= Records for this task =
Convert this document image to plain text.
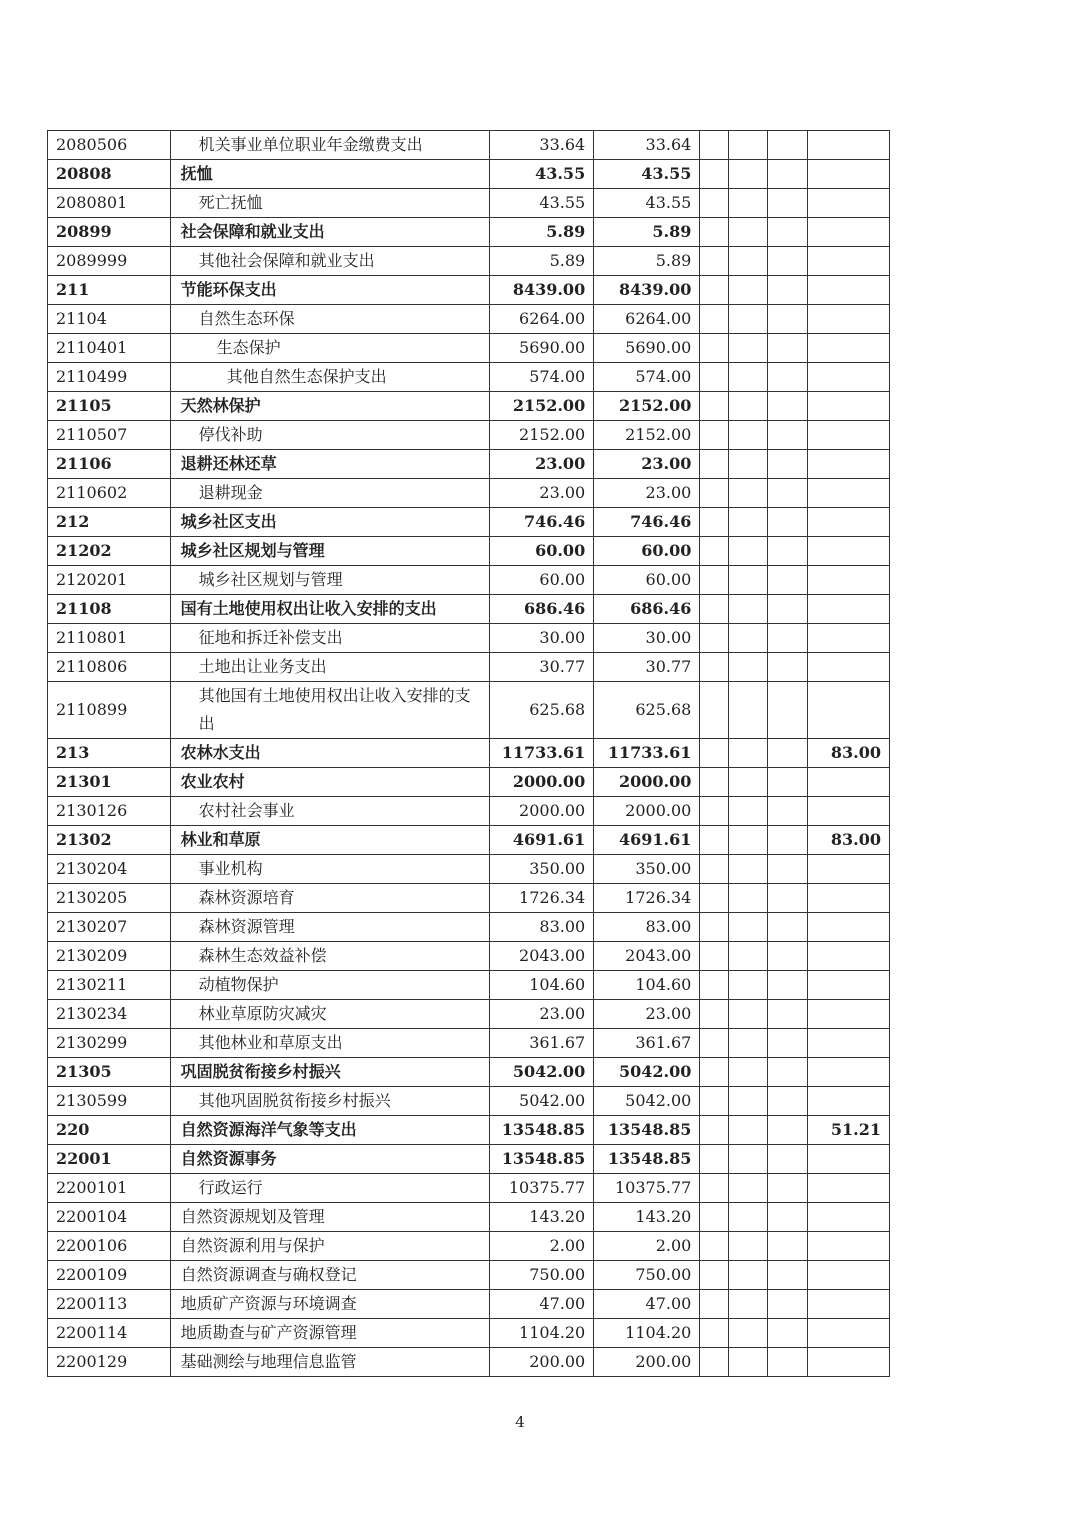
2080506	机关事业单位职业年金缴费支出	33.64	33.64				
20808	抚恤	43.55	43.55				
2080801	死亡抚恤	43.55	43.55				
20899	社会保障和就业支出	5.89	5.89				
2089999	其他社会保障和就业支出	5.89	5.89				
211	节能环保支出	8439.00	8439.00				
21104	自然生态环保	6264.00	6264.00				
2110401	生态保护	5690.00	5690.00				
2110499	其他自然生态保护支出	574.00	574.00				
21105	天然林保护	2152.00	2152.00				
2110507	停伐补助	2152.00	2152.00				
21106	退耕还林还草	23.00	23.00				
2110602	退耕现金	23.00	23.00				
212	城乡社区支出	746.46	746.46				
21202	城乡社区规划与管理	60.00	60.00				
2120201	城乡社区规划与管理	60.00	60.00				
21108	国有土地使用权出让收入安排的支出	686.46	686.46				
2110801	征地和拆迁补偿支出	30.00	30.00				
2110806	土地出让业务支出	30.77	30.77				
2110899	其他国有土地使用权出让收入安排的支出	625.68	625.68				
213	农林水支出	11733.61	11733.61				83.00
21301	农业农村	2000.00	2000.00				
2130126	农村社会事业	2000.00	2000.00				
21302	林业和草原	4691.61	4691.61				83.00
2130204	事业机构	350.00	350.00				
2130205	森林资源培育	1726.34	1726.34				
2130207	森林资源管理	83.00	83.00				
2130209	森林生态效益补偿	2043.00	2043.00				
2130211	动植物保护	104.60	104.60				
2130234	林业草原防灾减灾	23.00	23.00				
2130299	其他林业和草原支出	361.67	361.67				
21305	巩固脱贫衔接乡村振兴	5042.00	5042.00				
2130599	其他巩固脱贫衔接乡村振兴	5042.00	5042.00				
220	自然资源海洋气象等支出	13548.85	13548.85				51.21
22001	自然资源事务	13548.85	13548.85				
2200101	行政运行	10375.77	10375.77				
2200104	自然资源规划及管理	143.20	143.20				
2200106	自然资源利用与保护	2.00	2.00				
2200109	自然资源调查与确权登记	750.00	750.00				
2200113	地质矿产资源与环境调查	47.00	47.00				
2200114	地质勘查与矿产资源管理	1104.20	1104.20				
2200129	基础测绘与地理信息监管	200.00	200.00				
4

= Directive =
Transcribe every entry word for word, but skip the pictures.

= Reply =
Convert this document image to plain text.
2080506	机关事业单位职业年金缴费支出	33.64	33.64				
20808	抚恤	43.55	43.55				
2080801	死亡抚恤	43.55	43.55				
20899	社会保障和就业支出	5.89	5.89				
2089999	其他社会保障和就业支出	5.89	5.89				
211	节能环保支出	8439.00	8439.00				
21104	自然生态环保	6264.00	6264.00				
2110401	生态保护	5690.00	5690.00				
2110499	其他自然生态保护支出	574.00	574.00				
21105	天然林保护	2152.00	2152.00				
2110507	停伐补助	2152.00	2152.00				
21106	退耕还林还草	23.00	23.00				
2110602	退耕现金	23.00	23.00				
212	城乡社区支出	746.46	746.46				
21202	城乡社区规划与管理	60.00	60.00				
2120201	城乡社区规划与管理	60.00	60.00				
21108	国有土地使用权出让收入安排的支出	686.46	686.46				
2110801	征地和拆迁补偿支出	30.00	30.00				
2110806	土地出让业务支出	30.77	30.77				
2110899	其他国有土地使用权出让收入安排的支出	625.68	625.68				
213	农林水支出	11733.61	11733.61				83.00
21301	农业农村	2000.00	2000.00				
2130126	农村社会事业	2000.00	2000.00				
21302	林业和草原	4691.61	4691.61				83.00
2130204	事业机构	350.00	350.00				
2130205	森林资源培育	1726.34	1726.34				
2130207	森林资源管理	83.00	83.00				
2130209	森林生态效益补偿	2043.00	2043.00				
2130211	动植物保护	104.60	104.60				
2130234	林业草原防灾减灾	23.00	23.00				
2130299	其他林业和草原支出	361.67	361.67				
21305	巩固脱贫衔接乡村振兴	5042.00	5042.00				
2130599	其他巩固脱贫衔接乡村振兴	5042.00	5042.00				
220	自然资源海洋气象等支出	13548.85	13548.85				51.21
22001	自然资源事务	13548.85	13548.85				
2200101	行政运行	10375.77	10375.77				
2200104	自然资源规划及管理	143.20	143.20				
2200106	自然资源利用与保护	2.00	2.00				
2200109	自然资源调查与确权登记	750.00	750.00				
2200113	地质矿产资源与环境调查	47.00	47.00				
2200114	地质勘查与矿产资源管理	1104.20	1104.20				
2200129	基础测绘与地理信息监管	200.00	200.00				
4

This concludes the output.